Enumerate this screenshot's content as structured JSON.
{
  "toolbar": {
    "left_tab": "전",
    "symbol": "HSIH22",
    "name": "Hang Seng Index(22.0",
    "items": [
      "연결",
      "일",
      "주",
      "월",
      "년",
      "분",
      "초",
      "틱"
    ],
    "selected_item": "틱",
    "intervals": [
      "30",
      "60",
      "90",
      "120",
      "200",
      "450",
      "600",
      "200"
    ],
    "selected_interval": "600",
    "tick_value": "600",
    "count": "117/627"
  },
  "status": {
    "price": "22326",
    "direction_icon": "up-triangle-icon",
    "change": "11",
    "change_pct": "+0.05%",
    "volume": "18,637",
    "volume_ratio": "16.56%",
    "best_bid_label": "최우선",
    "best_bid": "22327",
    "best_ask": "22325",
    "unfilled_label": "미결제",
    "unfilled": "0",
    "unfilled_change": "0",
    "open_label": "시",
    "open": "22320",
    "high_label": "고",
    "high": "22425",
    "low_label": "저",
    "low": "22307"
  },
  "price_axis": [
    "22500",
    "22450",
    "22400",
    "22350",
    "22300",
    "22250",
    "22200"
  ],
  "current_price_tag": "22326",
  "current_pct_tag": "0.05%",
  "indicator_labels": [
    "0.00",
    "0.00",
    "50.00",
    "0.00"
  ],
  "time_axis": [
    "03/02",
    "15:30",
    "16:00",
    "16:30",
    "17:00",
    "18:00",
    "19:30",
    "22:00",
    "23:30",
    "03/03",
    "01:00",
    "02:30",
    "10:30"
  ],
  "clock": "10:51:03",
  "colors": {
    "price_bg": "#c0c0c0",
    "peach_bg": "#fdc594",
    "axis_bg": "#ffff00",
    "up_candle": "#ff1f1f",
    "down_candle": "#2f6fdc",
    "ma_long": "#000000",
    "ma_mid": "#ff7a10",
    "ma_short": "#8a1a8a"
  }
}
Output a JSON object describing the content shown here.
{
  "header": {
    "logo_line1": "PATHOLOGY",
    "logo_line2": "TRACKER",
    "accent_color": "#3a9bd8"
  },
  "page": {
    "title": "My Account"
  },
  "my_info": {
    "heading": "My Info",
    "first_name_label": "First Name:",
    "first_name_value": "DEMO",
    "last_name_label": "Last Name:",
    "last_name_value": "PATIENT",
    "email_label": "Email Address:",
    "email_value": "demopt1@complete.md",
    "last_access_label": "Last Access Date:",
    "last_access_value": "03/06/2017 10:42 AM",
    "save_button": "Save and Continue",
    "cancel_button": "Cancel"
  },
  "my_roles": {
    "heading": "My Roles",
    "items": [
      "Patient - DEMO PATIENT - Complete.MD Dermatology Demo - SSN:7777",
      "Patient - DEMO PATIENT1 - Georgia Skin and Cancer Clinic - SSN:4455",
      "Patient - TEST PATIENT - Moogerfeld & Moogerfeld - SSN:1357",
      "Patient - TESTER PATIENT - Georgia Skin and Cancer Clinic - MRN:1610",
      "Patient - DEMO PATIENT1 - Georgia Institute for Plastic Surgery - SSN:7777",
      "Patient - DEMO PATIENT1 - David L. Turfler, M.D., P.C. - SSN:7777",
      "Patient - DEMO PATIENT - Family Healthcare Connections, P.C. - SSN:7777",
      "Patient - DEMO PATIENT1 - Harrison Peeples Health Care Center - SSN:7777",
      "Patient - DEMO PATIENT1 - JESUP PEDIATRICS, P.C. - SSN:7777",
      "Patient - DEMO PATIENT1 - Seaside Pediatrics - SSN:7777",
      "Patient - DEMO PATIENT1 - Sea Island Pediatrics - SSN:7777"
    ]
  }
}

··········

* STATED PROBLEM: Repeat the preceding lines exactly, please, every one of them.

* EXERCISE RESPONSE:
Enumerate this screenshot's content as structured JSON.
{
  "toolbar": {
    "left_tab": "전",
    "symbol": "HSIH22",
    "name": "Hang Seng Index(22.0",
    "items": [
      "연결",
      "일",
      "주",
      "월",
      "년",
      "분",
      "초",
      "틱"
    ],
    "selected_item": "틱",
    "intervals": [
      "30",
      "60",
      "90",
      "120",
      "200",
      "450",
      "600",
      "200"
    ],
    "selected_interval": "600",
    "tick_value": "600",
    "count": "117/627"
  },
  "status": {
    "price": "22326",
    "direction_icon": "up-triangle-icon",
    "change": "11",
    "change_pct": "+0.05%",
    "volume": "18,637",
    "volume_ratio": "16.56%",
    "best_bid_label": "최우선",
    "best_bid": "22327",
    "best_ask": "22325",
    "unfilled_label": "미결제",
    "unfilled": "0",
    "unfilled_change": "0",
    "open_label": "시",
    "open": "22320",
    "high_label": "고",
    "high": "22425",
    "low_label": "저",
    "low": "22307"
  },
  "price_axis": [
    "22500",
    "22450",
    "22400",
    "22350",
    "22300",
    "22250",
    "22200"
  ],
  "current_price_tag": "22326",
  "current_pct_tag": "0.05%",
  "indicator_labels": [
    "0.00",
    "0.00",
    "50.00",
    "0.00"
  ],
  "time_axis": [
    "03/02",
    "15:30",
    "16:00",
    "16:30",
    "17:00",
    "18:00",
    "19:30",
    "22:00",
    "23:30",
    "03/03",
    "01:00",
    "02:30",
    "10:30"
  ],
  "clock": "10:51:03",
  "colors": {
    "price_bg": "#c0c0c0",
    "peach_bg": "#fdc594",
    "axis_bg": "#ffff00",
    "up_candle": "#ff1f1f",
    "down_candle": "#2f6fdc",
    "ma_long": "#000000",
    "ma_mid": "#ff7a10",
    "ma_short": "#8a1a8a"
  }
}
Output a JSON object describing the content shown here.
{
  "header": {
    "logo_line1": "PATHOLOGY",
    "logo_line2": "TRACKER",
    "accent_color": "#3a9bd8"
  },
  "page": {
    "title": "My Account"
  },
  "my_info": {
    "heading": "My Info",
    "first_name_label": "First Name:",
    "first_name_value": "DEMO",
    "last_name_label": "Last Name:",
    "last_name_value": "PATIENT",
    "email_label": "Email Address:",
    "email_value": "demopt1@complete.md",
    "last_access_label": "Last Access Date:",
    "last_access_value": "03/06/2017 10:42 AM",
    "save_button": "Save and Continue",
    "cancel_button": "Cancel"
  },
  "my_roles": {
    "heading": "My Roles",
    "items": [
      "Patient - DEMO PATIENT - Complete.MD Dermatology Demo - SSN:7777",
      "Patient - DEMO PATIENT1 - Georgia Skin and Cancer Clinic - SSN:4455",
      "Patient - TEST PATIENT - Moogerfeld & Moogerfeld - SSN:1357",
      "Patient - TESTER PATIENT - Georgia Skin and Cancer Clinic - MRN:1610",
      "Patient - DEMO PATIENT1 - Georgia Institute for Plastic Surgery - SSN:7777",
      "Patient - DEMO PATIENT1 - David L. Turfler, M.D., P.C. - SSN:7777",
      "Patient - DEMO PATIENT - Family Healthcare Connections, P.C. - SSN:7777",
      "Patient - DEMO PATIENT1 - Harrison Peeples Health Care Center - SSN:7777",
      "Patient - DEMO PATIENT1 - JESUP PEDIATRICS, P.C. - SSN:7777",
      "Patient - DEMO PATIENT1 - Seaside Pediatrics - SSN:7777",
      "Patient - DEMO PATIENT1 - Sea Island Pediatrics - SSN:7777"
    ]
  }
}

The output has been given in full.